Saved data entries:
··········

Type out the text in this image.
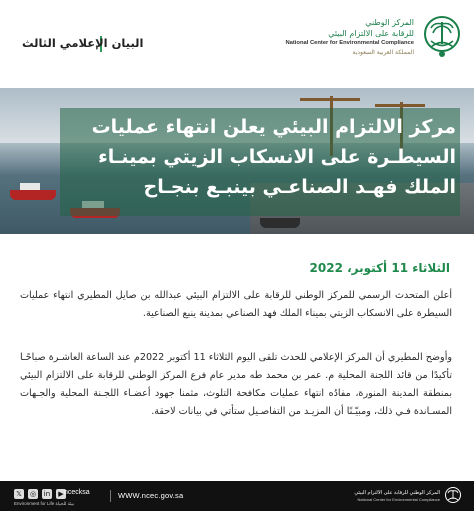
المركز الوطني
للرقابة على الالتزام البيئي
National Center for Environmental Compliance
المملكة العربية السعودية
البيان الإعلامي الثالث
مركز الالتزام البيئي يعلن انتهاء عمليات السيطـرة على الانسكاب الزيتي بمينـاء الملك فهـد الصناعـي بينبـع بنجـاح
الثلاثاء 11 أكتوبر، 2022

أعلن المتحدث الرسمي للمركز الوطني للرقابة على الالتزام البيئي عبدالله بن صايل المطيري انتهاء عمليات السيطرة على الانسكاب الزيتي بميناء الملك فهد الصناعي بمدينة ينبع الصناعية.

وأوضح المطيري أن المركز الإعلامي للحدث تلقى اليوم الثلاثاء 11 أكتوبر 2022م عند الساعة العاشـرة صباحًـا تأكيدًا من قائد اللجنة المحلية م. عمر بن محمد طه مدير عام فرع المركز الوطني للرقابة على الالتزام البيئي بمنطقة المدينة المنورة، مفادُه انتهاء عمليات مكافحة التلوث، مثمنا جهود أعضـاء اللجـنة المحلية والجـهات المسـاندة فـي ذلك، ومبيّـنًا أن المزيـد من التفاصـيل ستأتي في بيانات لاحقة.

𝕏	◎ in	▶ ncecksa
Environment for Life بيئة للحياة
WWW.ncec.gov.sa	المركز الوطني للرقابة على الالتزام البيئي
National Center for Environmental Compliance
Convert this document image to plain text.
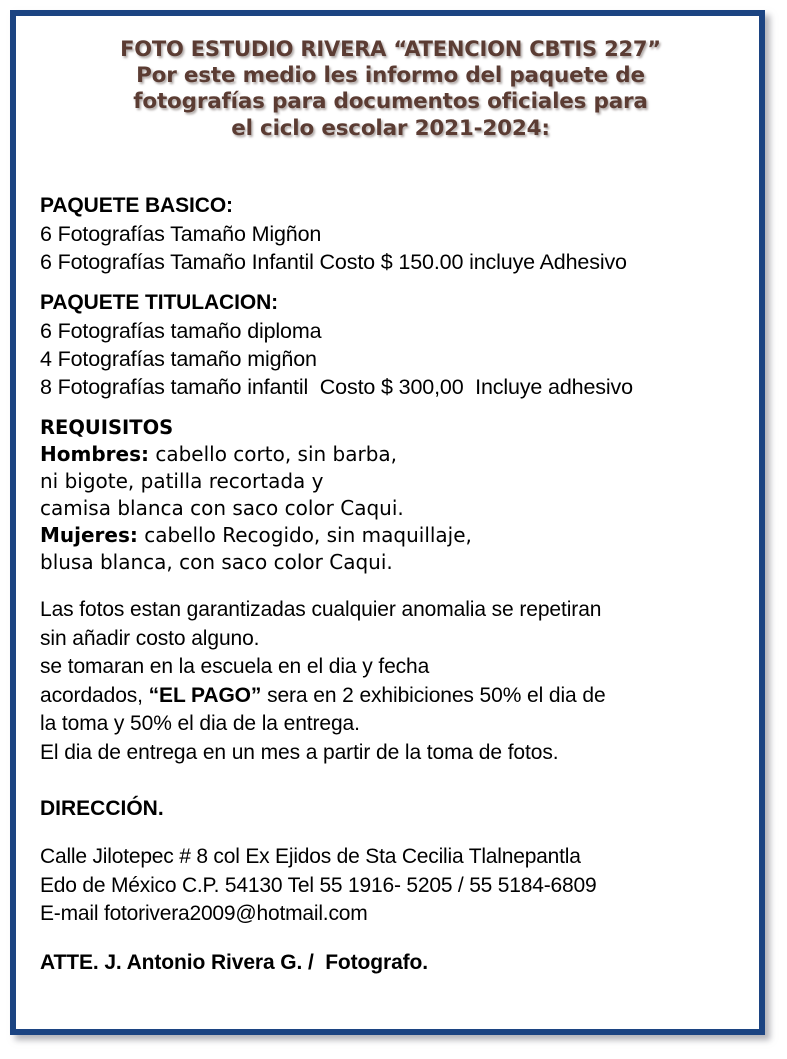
FOTO ESTUDIO RIVERA “ATENCION CBTIS 227”
Por este medio les informo del paquete de
fotografías para documentos oficiales para
el ciclo escolar 2021-2024:
PAQUETE BASICO:
6 Fotografías Tamaño Migñon
6 Fotografías Tamaño Infantil Costo $ 150.00 incluye Adhesivo
PAQUETE TITULACION:
6 Fotografías tamaño diploma
4 Fotografías tamaño migñon
8 Fotografías tamaño infantil  Costo $ 300,00  Incluye adhesivo
REQUISITOS
Hombres: cabello corto, sin barba,
ni bigote, patilla recortada y
camisa blanca con saco color Caqui.
Mujeres: cabello Recogido, sin maquillaje,
blusa blanca, con saco color Caqui.
Las fotos estan garantizadas cualquier anomalia se repetiran
sin añadir costo alguno.
se tomaran en la escuela en el dia y fecha
acordados, “EL PAGO” sera en 2 exhibiciones 50% el dia de
la toma y 50% el dia de la entrega.
El dia de entrega en un mes a partir de la toma de fotos.
DIRECCIÓN.
Calle Jilotepec # 8 col Ex Ejidos de Sta Cecilia Tlalnepantla
Edo de México C.P. 54130 Tel 55 1916- 5205 / 55 5184-6809
E-mail fotorivera2009@hotmail.com
ATTE. J. Antonio Rivera G. /  Fotografo.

··········

#### Task objective:
All of the records need repeating exactly, except for the pictures.

#### Solution to the problem:
Type out the text in this image.
المركز الوطني
للرقابة على الالتزام البيئي
National Center for Environmental Compliance
المملكة العربية السعودية
البيان الإعلامي الثالث
مركز الالتزام البيئي يعلن انتهاء عمليات السيطـرة على الانسكاب الزيتي بمينـاء الملك فهـد الصناعـي بينبـع بنجـاح
الثلاثاء 11 أكتوبر، 2022

أعلن المتحدث الرسمي للمركز الوطني للرقابة على الالتزام البيئي عبدالله بن صايل المطيري انتهاء عمليات السيطرة على الانسكاب الزيتي بميناء الملك فهد الصناعي بمدينة ينبع الصناعية.

وأوضح المطيري أن المركز الإعلامي للحدث تلقى اليوم الثلاثاء 11 أكتوبر 2022م عند الساعة العاشـرة صباحًـا تأكيدًا من قائد اللجنة المحلية م. عمر بن محمد طه مدير عام فرع المركز الوطني للرقابة على الالتزام البيئي بمنطقة المدينة المنورة، مفادُه انتهاء عمليات مكافحة التلوث، مثمنا جهود أعضـاء اللجـنة المحلية والجـهات المسـاندة فـي ذلك، ومبيّـنًا أن المزيـد من التفاصـيل ستأتي في بيانات لاحقة.

𝕏	◎ in	▶ ncecksa
Environment for Life بيئة للحياة
WWW.ncec.gov.sa	المركز الوطني للرقابة على الالتزام البيئي
National Center for Environmental Compliance
Convert this document image to plain text.
FOTO ESTUDIO RIVERA “ATENCION CBTIS 227”
Por este medio les informo del paquete de
fotografías para documentos oficiales para
el ciclo escolar 2021-2024:
PAQUETE BASICO:
6 Fotografías Tamaño Migñon
6 Fotografías Tamaño Infantil Costo $ 150.00 incluye Adhesivo
PAQUETE TITULACION:
6 Fotografías tamaño diploma
4 Fotografías tamaño migñon
8 Fotografías tamaño infantil  Costo $ 300,00  Incluye adhesivo
REQUISITOS
Hombres: cabello corto, sin barba,
ni bigote, patilla recortada y
camisa blanca con saco color Caqui.
Mujeres: cabello Recogido, sin maquillaje,
blusa blanca, con saco color Caqui.
Las fotos estan garantizadas cualquier anomalia se repetiran
sin añadir costo alguno.
se tomaran en la escuela en el dia y fecha
acordados, “EL PAGO” sera en 2 exhibiciones 50% el dia de
la toma y 50% el dia de la entrega.
El dia de entrega en un mes a partir de la toma de fotos.
DIRECCIÓN.
Calle Jilotepec # 8 col Ex Ejidos de Sta Cecilia Tlalnepantla
Edo de México C.P. 54130 Tel 55 1916- 5205 / 55 5184-6809
E-mail fotorivera2009@hotmail.com
ATTE. J. Antonio Rivera G. /  Fotografo.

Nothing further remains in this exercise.